### PROVIDED DATA
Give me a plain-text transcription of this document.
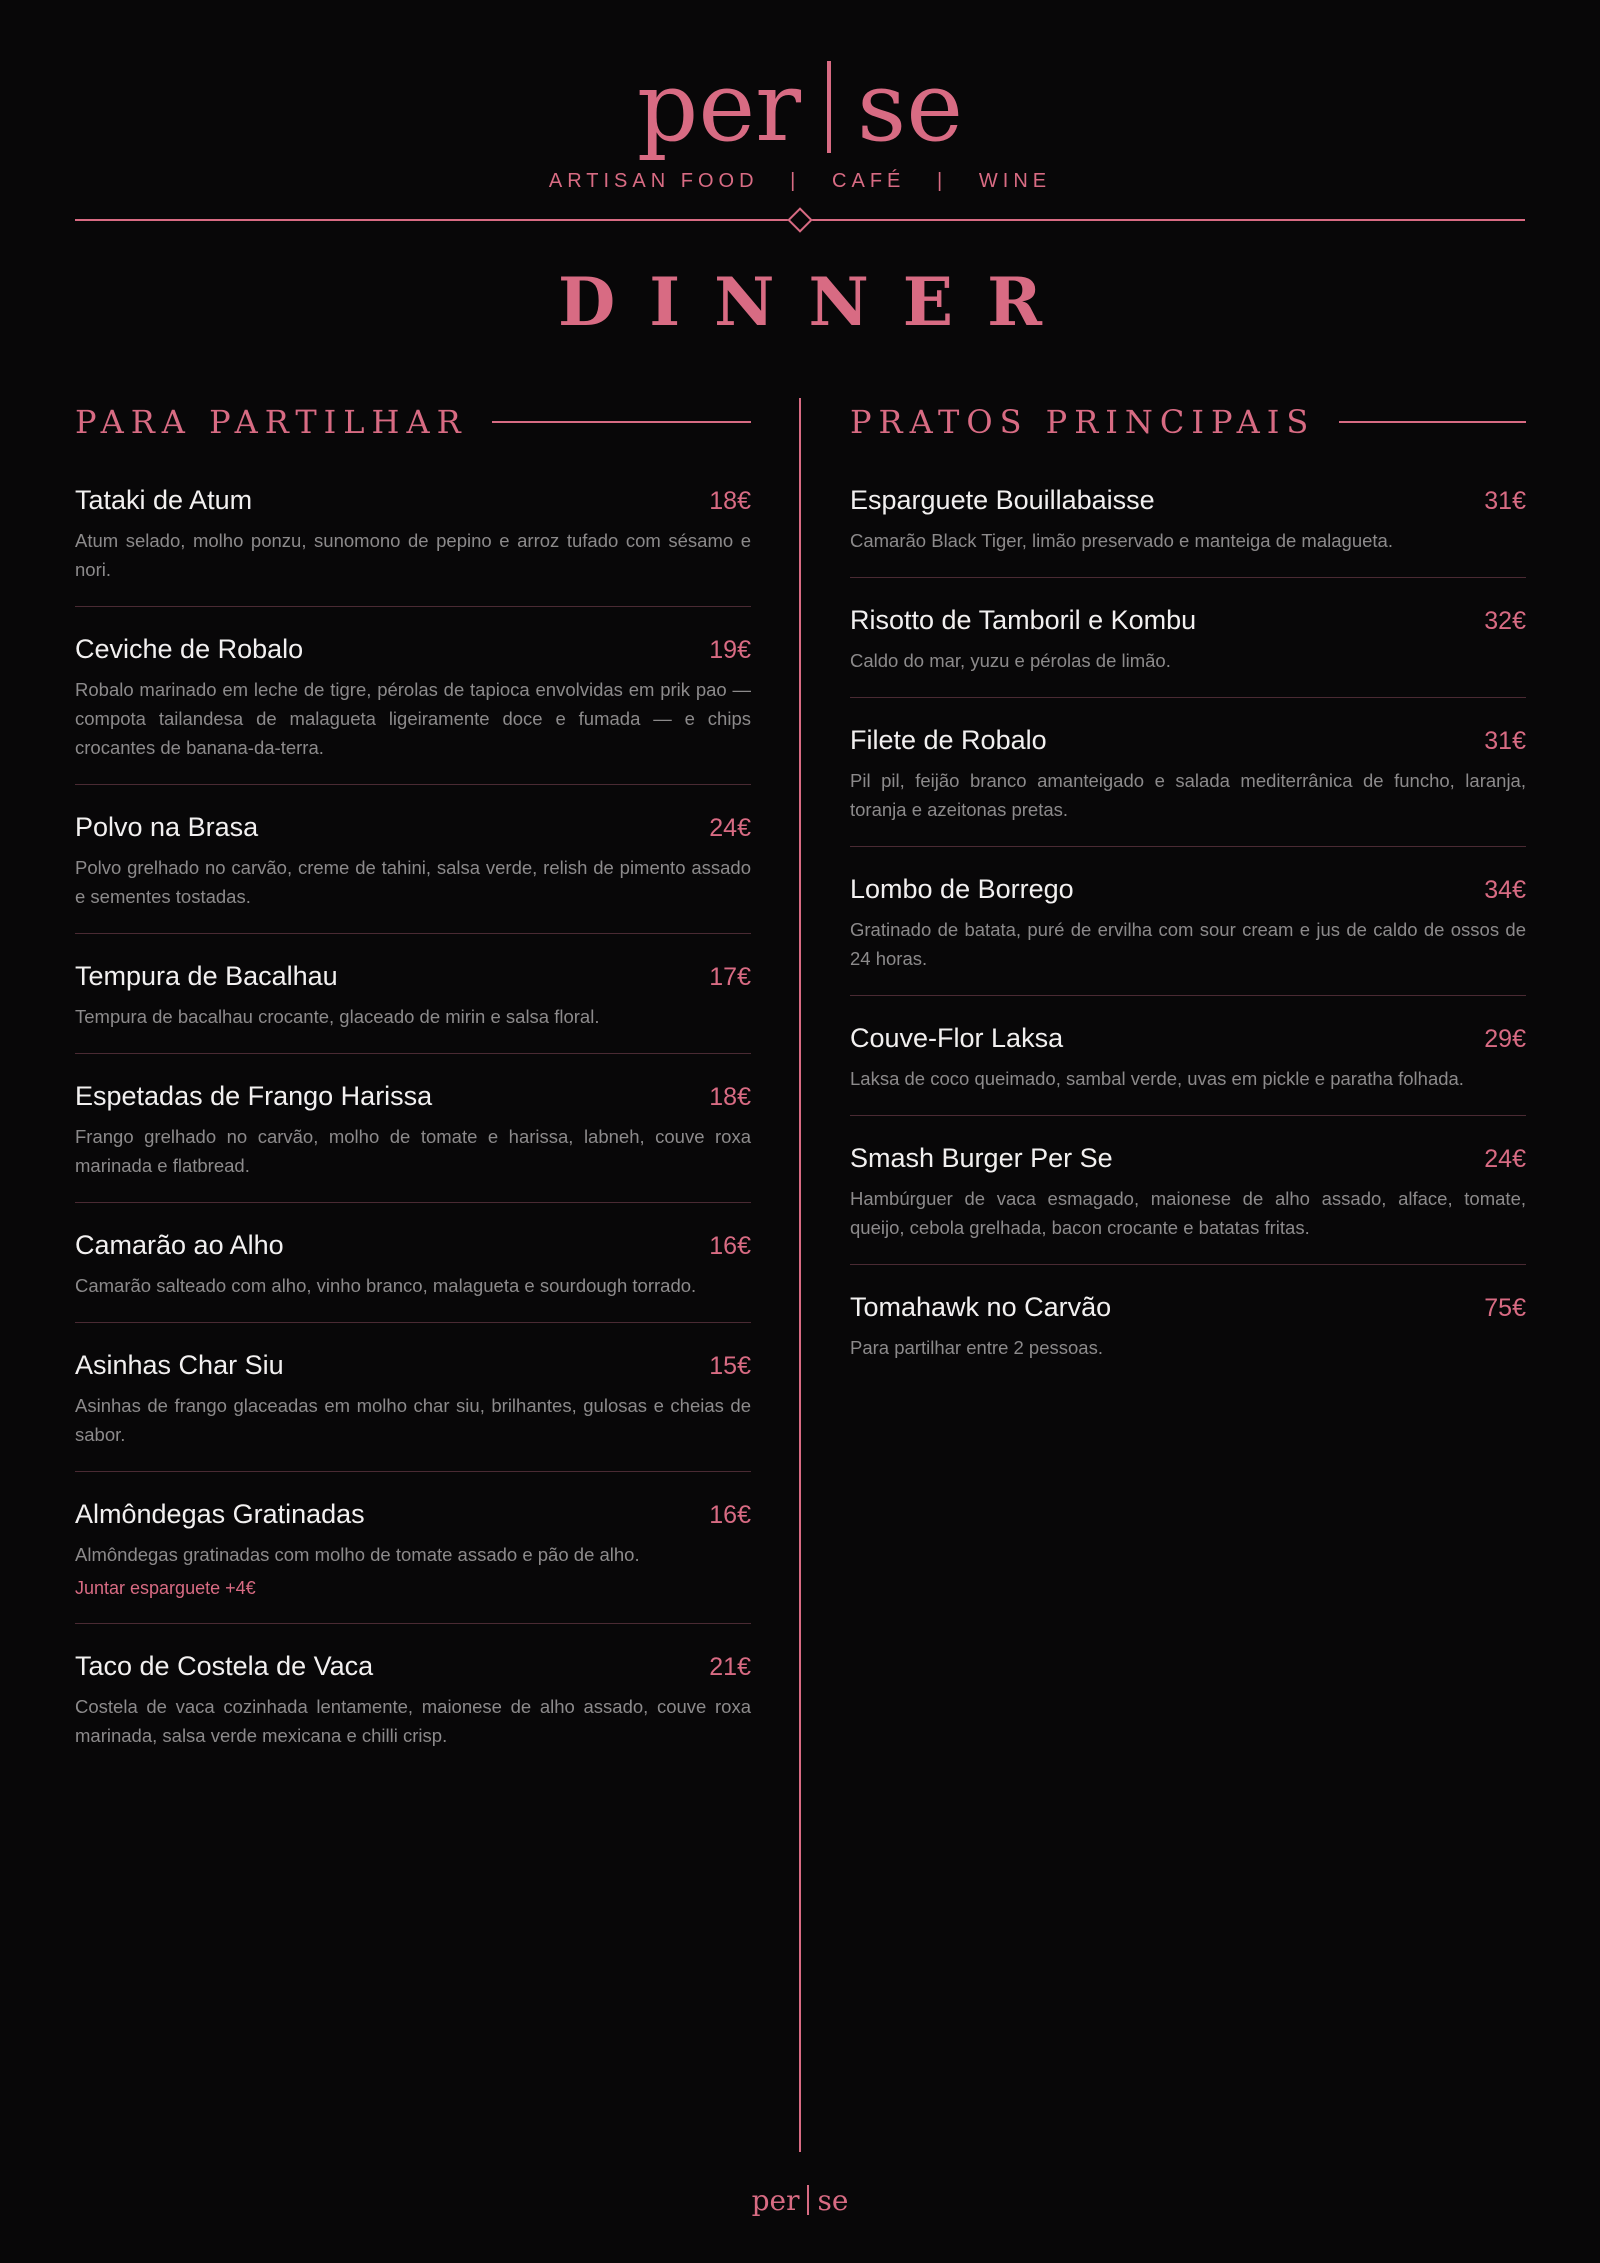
per se
ARTISAN FOOD   |   CAFÉ   |   WINE
DINNER
PARA PARTILHAR
Tataki de Atum	18€
Atum selado, molho ponzu, sunomono de pepino e arroz tufado com sésamo e nori.
Ceviche de Robalo	19€
Robalo marinado em leche de tigre, pérolas de tapioca envolvidas em prik pao — compota tailandesa de malagueta ligeiramente doce e fumada — e chips crocantes de banana-da-terra.
Polvo na Brasa	24€
Polvo grelhado no carvão, creme de tahini, salsa verde, relish de pimento assado e sementes tostadas.
Tempura de Bacalhau	17€
Tempura de bacalhau crocante, glaceado de mirin e salsa floral.
Espetadas de Frango Harissa	18€
Frango grelhado no carvão, molho de tomate e harissa, labneh, couve roxa marinada e flatbread.
Camarão ao Alho	16€
Camarão salteado com alho, vinho branco, malagueta e sourdough torrado.
Asinhas Char Siu	15€
Asinhas de frango glaceadas em molho char siu, brilhantes, gulosas e cheias de sabor.
Almôndegas Gratinadas	16€
Almôndegas gratinadas com molho de tomate assado e pão de alho.
Juntar esparguete +4€
Taco de Costela de Vaca	21€
Costela de vaca cozinhada lentamente, maionese de alho assado, couve roxa marinada, salsa verde mexicana e chilli crisp.
PRATOS PRINCIPAIS
Esparguete Bouillabaisse	31€
Camarão Black Tiger, limão preservado e manteiga de malagueta.
Risotto de Tamboril e Kombu	32€
Caldo do mar, yuzu e pérolas de limão.
Filete de Robalo	31€
Pil pil, feijão branco amanteigado e salada mediterrânica de funcho, laranja, toranja e azeitonas pretas.
Lombo de Borrego	34€
Gratinado de batata, puré de ervilha com sour cream e jus de caldo de ossos de 24 horas.
Couve-Flor Laksa	29€
Laksa de coco queimado, sambal verde, uvas em pickle e paratha folhada.
Smash Burger Per Se	24€
Hambúrguer de vaca esmagado, maionese de alho assado, alface, tomate, queijo, cebola grelhada, bacon crocante e batatas fritas.
Tomahawk no Carvão	75€
Para partilhar entre 2 pessoas.
per se
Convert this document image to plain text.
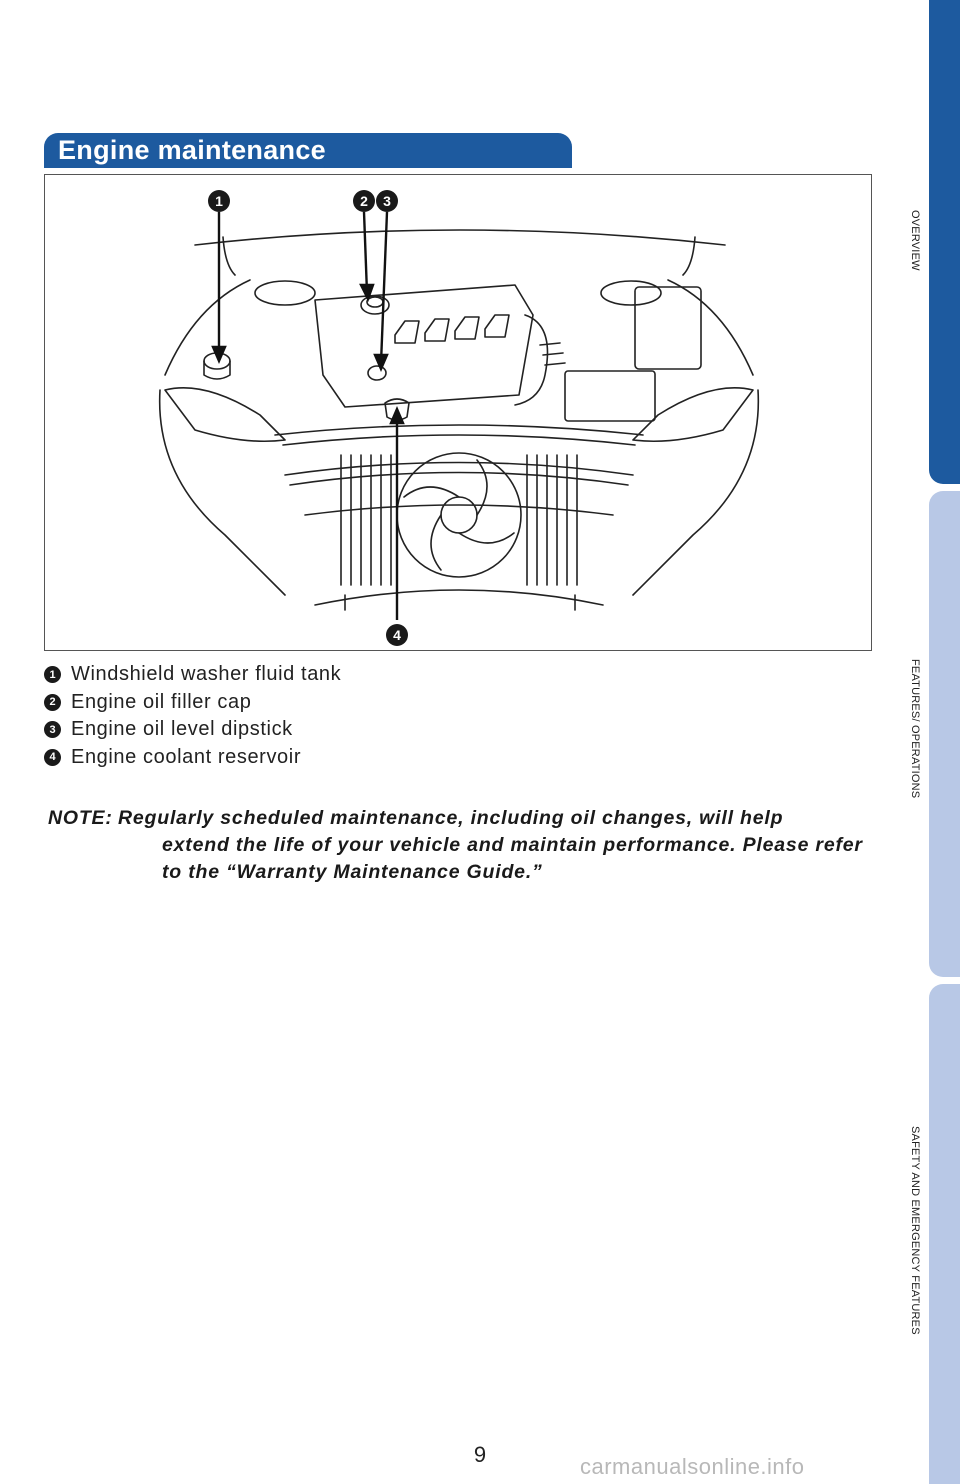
Engine maintenance
1	2	3
4
1 Windshield washer fluid tank
2 Engine oil filler cap
3 Engine oil level dipstick
4 Engine coolant reservoir
NOTE: Regularly scheduled maintenance, including oil changes, will help
extend the life of your vehicle and maintain performance. Please refer
to the “Warranty Maintenance Guide.”
OVERVIEW
FEATURES/ OPERATIONS
SAFETY AND EMERGENCY FEATURES
9	carmanualsonline.info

### SET TASK
Find the string "tomate" in the listing and return every line that holds it.

### WRITTEN SOLUTION
Frango grelhado no carvão, molho de tomate e harissa, labneh, couve roxa marinada e flatbread.
Almôndegas gratinadas com molho de tomate assado e pão de alho.
Hambúrguer de vaca esmagado, maionese de alho assado, alface, tomate, queijo, cebola grelhada, bacon crocante e batatas fritas.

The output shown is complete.